### WORK TO BE COMPLETED
Locate each line of the material that contains "structure", then return it.

>>>

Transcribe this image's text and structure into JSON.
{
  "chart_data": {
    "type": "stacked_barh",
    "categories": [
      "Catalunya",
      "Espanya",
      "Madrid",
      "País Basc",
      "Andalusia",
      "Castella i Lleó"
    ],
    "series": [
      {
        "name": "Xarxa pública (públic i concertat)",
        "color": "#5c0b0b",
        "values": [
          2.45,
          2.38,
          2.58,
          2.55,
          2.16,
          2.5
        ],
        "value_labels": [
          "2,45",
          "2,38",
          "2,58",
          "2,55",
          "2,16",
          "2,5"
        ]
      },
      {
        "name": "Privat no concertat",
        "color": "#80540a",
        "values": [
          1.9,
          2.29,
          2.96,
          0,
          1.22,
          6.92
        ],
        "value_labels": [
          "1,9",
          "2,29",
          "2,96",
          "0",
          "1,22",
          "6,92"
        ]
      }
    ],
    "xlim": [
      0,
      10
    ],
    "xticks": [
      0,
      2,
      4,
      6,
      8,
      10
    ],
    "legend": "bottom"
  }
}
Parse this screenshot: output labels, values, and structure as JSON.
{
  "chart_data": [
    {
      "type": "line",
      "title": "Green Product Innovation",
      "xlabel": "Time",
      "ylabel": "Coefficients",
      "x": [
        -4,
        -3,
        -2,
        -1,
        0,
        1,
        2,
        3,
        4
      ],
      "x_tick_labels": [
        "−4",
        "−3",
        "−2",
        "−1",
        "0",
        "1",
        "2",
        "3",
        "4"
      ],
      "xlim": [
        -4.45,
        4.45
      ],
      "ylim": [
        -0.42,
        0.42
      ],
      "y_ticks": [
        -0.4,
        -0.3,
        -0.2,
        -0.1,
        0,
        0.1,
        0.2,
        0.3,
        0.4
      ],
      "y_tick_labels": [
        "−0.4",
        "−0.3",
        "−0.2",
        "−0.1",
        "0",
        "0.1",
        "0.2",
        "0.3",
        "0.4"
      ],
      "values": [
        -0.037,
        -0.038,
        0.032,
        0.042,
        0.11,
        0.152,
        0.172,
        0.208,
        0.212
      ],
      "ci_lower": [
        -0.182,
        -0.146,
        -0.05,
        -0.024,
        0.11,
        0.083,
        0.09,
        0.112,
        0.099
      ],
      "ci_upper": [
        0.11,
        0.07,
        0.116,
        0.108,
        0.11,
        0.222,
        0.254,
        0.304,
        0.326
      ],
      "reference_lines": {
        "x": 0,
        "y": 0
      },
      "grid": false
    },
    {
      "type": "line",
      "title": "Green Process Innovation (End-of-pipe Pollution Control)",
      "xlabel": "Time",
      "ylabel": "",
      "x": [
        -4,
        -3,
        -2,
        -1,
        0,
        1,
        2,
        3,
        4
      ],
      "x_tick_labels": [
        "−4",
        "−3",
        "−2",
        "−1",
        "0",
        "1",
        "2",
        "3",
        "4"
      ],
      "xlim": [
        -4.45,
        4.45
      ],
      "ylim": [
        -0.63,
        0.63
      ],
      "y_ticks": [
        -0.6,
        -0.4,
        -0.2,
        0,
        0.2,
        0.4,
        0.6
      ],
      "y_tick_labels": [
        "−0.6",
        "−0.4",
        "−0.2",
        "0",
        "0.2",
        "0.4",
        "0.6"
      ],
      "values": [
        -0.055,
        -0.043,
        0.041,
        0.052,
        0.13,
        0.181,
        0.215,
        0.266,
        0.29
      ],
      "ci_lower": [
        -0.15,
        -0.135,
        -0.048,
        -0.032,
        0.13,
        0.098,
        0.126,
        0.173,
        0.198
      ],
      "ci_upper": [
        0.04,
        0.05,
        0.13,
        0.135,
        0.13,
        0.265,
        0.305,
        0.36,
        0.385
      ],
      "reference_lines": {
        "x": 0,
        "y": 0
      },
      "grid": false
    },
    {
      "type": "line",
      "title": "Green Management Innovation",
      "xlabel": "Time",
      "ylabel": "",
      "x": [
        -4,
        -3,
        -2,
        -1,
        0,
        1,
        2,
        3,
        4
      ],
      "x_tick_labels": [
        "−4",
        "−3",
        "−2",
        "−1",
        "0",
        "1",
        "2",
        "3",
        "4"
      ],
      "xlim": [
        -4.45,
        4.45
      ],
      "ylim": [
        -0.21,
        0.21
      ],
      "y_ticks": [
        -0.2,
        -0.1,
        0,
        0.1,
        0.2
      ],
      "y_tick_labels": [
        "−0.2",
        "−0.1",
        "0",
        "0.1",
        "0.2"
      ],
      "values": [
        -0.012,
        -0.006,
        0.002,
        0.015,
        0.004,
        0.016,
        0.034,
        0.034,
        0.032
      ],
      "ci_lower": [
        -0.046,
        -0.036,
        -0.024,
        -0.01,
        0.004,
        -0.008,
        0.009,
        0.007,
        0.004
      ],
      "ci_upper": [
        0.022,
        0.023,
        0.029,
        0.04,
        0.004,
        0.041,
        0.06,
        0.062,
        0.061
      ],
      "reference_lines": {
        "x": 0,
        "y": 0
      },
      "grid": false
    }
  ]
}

<<<

### COMPLETED EXERCISE
Transcribe this image's text and structure into JSON.
Parse this screenshot: output labels, values, and structure as JSON.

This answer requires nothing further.